Which lines in the records below contain the word "hath"? Copy each one out.

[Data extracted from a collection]
-- Begin --
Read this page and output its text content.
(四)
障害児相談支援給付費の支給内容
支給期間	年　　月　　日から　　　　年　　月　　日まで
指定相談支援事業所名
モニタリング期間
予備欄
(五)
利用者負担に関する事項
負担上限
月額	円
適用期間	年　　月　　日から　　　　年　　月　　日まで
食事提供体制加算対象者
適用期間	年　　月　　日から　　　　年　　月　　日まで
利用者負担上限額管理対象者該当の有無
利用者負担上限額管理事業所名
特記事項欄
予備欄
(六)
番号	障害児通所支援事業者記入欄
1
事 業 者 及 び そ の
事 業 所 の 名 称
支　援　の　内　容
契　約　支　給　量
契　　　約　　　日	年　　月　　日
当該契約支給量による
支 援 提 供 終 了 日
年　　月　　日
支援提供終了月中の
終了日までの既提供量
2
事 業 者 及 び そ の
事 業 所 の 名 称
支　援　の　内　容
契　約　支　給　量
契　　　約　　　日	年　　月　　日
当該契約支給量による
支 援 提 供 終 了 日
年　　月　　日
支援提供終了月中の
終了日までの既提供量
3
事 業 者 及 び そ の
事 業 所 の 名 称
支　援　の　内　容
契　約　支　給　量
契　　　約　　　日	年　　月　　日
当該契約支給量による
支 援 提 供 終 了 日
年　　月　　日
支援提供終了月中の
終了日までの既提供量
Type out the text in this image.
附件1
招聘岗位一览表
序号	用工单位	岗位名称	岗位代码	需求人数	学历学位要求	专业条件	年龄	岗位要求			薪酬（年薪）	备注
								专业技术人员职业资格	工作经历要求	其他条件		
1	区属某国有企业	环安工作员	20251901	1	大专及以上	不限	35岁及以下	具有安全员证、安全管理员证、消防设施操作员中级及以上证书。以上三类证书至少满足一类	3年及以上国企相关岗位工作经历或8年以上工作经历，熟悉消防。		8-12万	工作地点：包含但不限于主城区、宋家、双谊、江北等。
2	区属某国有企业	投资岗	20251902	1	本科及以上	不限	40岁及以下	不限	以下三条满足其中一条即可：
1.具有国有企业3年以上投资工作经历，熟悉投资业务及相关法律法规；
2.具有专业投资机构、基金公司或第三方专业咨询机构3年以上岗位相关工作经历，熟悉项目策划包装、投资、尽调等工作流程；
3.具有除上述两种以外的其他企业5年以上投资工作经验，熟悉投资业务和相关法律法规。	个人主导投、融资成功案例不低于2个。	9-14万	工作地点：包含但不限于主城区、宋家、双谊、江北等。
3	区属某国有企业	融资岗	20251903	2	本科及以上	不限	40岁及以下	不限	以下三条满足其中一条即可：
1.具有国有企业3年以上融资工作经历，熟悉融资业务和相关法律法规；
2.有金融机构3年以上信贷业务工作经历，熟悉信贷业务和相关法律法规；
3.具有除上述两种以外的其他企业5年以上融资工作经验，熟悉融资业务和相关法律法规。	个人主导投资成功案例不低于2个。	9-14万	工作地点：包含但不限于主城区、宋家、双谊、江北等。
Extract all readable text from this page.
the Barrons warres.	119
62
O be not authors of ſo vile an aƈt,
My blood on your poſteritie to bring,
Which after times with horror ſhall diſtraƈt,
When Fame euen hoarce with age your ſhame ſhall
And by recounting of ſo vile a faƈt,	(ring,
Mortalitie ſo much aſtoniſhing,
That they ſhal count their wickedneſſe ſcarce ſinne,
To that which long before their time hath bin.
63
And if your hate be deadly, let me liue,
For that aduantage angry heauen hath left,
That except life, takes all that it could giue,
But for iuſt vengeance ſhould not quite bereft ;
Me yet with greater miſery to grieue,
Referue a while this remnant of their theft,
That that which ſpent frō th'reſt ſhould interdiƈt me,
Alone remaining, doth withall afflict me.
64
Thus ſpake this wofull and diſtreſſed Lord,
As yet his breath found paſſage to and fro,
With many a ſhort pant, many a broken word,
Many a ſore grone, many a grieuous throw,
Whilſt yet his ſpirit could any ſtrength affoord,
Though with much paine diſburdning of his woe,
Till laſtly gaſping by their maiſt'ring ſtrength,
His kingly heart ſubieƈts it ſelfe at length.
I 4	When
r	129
-- End --
[COMPLETED EXERCISE]
To that which long before their time hath bin.
For that aduantage angry heauen hath left,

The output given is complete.